◆ **REQUIREMENT**: Output the listing below, reproducing each line precisely as it appears, from its first line through the line that contains "autopsie-label: Autopsie. <box>50 347", both included.

========

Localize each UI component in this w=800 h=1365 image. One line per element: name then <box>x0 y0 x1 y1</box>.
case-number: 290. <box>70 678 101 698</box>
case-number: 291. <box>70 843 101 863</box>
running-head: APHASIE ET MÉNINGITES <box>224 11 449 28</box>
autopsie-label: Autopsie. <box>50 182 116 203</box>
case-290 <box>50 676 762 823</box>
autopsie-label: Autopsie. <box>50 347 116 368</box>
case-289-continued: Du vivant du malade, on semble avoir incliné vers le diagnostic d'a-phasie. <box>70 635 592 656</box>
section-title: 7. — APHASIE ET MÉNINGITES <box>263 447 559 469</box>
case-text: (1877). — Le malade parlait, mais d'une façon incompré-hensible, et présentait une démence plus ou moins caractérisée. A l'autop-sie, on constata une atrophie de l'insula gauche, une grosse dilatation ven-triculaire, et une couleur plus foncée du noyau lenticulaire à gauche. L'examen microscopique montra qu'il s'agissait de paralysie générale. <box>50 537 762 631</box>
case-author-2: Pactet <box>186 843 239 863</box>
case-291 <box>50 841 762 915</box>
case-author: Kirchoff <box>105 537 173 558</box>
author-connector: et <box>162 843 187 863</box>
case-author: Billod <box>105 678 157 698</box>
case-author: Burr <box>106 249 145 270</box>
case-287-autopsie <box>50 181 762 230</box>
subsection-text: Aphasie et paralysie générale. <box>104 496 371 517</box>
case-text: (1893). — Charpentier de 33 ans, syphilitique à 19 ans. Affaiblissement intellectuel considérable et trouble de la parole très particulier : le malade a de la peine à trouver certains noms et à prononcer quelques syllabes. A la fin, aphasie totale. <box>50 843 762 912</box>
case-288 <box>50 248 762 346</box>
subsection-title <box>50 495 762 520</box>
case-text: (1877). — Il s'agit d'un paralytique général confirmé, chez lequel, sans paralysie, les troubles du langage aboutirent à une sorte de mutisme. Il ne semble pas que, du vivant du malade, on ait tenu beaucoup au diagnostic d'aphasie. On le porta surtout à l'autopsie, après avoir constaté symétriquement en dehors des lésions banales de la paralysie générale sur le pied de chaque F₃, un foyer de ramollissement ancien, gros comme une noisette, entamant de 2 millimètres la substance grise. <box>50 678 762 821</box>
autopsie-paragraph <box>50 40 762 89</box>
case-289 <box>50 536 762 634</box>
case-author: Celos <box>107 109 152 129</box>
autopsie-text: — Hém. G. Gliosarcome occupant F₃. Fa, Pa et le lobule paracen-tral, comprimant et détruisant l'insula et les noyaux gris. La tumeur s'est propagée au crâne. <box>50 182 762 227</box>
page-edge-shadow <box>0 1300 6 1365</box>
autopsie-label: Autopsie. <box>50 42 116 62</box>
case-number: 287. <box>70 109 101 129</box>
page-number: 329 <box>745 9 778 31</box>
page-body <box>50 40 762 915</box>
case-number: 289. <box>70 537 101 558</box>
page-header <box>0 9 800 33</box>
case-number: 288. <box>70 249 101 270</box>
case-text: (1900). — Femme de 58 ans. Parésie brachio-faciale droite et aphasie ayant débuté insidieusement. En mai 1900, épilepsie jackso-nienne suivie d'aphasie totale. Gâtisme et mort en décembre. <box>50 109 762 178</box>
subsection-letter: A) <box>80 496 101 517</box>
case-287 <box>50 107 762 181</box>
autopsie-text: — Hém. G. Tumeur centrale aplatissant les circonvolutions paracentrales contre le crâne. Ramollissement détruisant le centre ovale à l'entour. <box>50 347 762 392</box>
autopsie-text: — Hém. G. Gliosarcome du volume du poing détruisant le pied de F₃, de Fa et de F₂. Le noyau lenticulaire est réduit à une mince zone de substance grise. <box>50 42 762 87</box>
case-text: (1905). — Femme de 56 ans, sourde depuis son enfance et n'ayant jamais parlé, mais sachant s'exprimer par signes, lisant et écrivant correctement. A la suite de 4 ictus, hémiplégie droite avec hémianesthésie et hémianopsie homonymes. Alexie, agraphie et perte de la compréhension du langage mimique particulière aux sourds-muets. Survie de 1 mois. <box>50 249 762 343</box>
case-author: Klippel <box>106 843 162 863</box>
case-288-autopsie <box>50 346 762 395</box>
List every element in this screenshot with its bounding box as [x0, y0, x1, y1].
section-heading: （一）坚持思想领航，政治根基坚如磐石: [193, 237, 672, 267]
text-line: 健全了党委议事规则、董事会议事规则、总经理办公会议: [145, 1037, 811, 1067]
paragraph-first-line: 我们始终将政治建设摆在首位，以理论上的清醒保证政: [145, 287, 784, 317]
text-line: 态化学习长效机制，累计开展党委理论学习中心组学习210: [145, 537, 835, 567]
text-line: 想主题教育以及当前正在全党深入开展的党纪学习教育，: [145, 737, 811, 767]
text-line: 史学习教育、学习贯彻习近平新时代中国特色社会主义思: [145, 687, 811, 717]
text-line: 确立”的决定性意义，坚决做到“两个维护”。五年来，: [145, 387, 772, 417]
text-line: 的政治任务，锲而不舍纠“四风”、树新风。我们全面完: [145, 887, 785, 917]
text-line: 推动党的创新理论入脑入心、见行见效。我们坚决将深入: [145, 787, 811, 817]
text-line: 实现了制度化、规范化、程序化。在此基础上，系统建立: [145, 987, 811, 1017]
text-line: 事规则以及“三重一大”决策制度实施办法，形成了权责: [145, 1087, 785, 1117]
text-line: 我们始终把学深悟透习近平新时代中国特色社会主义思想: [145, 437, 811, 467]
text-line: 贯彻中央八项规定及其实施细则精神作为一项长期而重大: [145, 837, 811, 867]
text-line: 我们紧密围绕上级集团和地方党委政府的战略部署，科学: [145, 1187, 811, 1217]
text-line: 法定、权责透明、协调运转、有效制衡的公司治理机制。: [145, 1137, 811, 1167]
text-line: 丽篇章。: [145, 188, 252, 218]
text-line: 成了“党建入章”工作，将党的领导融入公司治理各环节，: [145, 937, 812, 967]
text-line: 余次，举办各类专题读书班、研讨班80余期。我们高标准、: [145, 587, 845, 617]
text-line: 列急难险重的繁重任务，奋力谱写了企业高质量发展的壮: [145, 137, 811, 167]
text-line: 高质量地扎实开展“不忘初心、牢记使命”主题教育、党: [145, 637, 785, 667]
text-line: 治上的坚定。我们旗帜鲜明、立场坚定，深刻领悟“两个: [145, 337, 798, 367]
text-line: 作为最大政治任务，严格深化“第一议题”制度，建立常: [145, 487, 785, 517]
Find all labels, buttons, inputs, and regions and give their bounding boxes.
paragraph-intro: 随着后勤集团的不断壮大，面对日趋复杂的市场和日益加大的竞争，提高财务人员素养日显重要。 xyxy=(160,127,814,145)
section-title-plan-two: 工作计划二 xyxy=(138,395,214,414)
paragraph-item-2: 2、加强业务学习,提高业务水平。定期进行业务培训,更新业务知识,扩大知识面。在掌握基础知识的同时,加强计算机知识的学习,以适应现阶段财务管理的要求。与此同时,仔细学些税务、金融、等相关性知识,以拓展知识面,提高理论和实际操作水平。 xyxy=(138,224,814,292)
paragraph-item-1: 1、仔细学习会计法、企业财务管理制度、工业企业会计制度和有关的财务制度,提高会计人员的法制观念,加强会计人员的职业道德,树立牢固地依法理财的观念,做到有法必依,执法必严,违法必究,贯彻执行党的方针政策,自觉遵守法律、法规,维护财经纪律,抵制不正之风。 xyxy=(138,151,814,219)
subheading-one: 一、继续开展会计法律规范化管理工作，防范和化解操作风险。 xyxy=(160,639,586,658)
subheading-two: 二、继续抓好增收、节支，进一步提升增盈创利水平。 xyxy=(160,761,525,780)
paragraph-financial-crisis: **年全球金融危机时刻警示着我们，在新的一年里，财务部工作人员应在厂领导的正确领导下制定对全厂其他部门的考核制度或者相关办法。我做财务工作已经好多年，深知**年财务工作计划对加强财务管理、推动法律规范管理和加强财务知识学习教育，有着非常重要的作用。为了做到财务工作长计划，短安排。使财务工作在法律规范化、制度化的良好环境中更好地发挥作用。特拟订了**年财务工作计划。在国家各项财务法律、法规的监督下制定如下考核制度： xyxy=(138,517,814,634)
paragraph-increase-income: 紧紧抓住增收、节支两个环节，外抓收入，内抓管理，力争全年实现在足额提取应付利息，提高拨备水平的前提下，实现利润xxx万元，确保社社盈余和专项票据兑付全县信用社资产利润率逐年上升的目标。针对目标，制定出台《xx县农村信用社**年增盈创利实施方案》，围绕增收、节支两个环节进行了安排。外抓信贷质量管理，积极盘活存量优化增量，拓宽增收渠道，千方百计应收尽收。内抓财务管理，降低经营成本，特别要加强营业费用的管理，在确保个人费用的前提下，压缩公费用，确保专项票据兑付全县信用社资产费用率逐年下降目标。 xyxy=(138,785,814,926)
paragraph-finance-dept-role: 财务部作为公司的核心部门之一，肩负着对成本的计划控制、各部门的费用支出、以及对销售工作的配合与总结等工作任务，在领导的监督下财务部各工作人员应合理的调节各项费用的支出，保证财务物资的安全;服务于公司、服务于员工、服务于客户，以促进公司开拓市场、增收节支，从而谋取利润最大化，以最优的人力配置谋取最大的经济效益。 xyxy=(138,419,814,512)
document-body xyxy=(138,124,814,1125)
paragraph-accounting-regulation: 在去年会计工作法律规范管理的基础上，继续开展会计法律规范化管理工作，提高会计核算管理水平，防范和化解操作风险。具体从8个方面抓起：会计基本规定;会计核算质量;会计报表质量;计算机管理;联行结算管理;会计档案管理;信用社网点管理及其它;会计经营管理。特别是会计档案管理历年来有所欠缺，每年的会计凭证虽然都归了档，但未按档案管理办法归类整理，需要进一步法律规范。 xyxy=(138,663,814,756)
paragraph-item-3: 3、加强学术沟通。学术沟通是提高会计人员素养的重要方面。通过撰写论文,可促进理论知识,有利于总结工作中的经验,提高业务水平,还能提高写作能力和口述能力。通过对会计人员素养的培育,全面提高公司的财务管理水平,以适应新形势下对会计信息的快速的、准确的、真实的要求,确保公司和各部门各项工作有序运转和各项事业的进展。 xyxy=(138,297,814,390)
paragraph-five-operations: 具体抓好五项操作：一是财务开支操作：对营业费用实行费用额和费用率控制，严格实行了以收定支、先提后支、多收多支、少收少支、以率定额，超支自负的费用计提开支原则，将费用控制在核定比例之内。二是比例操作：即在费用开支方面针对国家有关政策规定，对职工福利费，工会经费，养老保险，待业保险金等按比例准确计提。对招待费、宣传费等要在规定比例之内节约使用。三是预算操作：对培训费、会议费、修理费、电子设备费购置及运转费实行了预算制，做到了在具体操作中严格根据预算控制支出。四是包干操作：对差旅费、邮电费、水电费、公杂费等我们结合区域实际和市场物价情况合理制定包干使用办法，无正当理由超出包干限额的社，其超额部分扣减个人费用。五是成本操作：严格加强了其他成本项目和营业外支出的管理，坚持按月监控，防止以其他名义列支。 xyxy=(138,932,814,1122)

========

◆ **TASK OUTPUT**:
Localize each UI component in this w=800 h=1365 image. One line per element: name then <box>x0 y0 x1 y1</box>.
case-number: 290. <box>70 678 101 698</box>
case-number: 291. <box>70 843 101 863</box>
running-head: APHASIE ET MÉNINGITES <box>224 11 449 28</box>
autopsie-label: Autopsie. <box>50 182 116 203</box>
case-290 <box>50 676 762 823</box>
autopsie-label: Autopsie. <box>50 347 116 368</box>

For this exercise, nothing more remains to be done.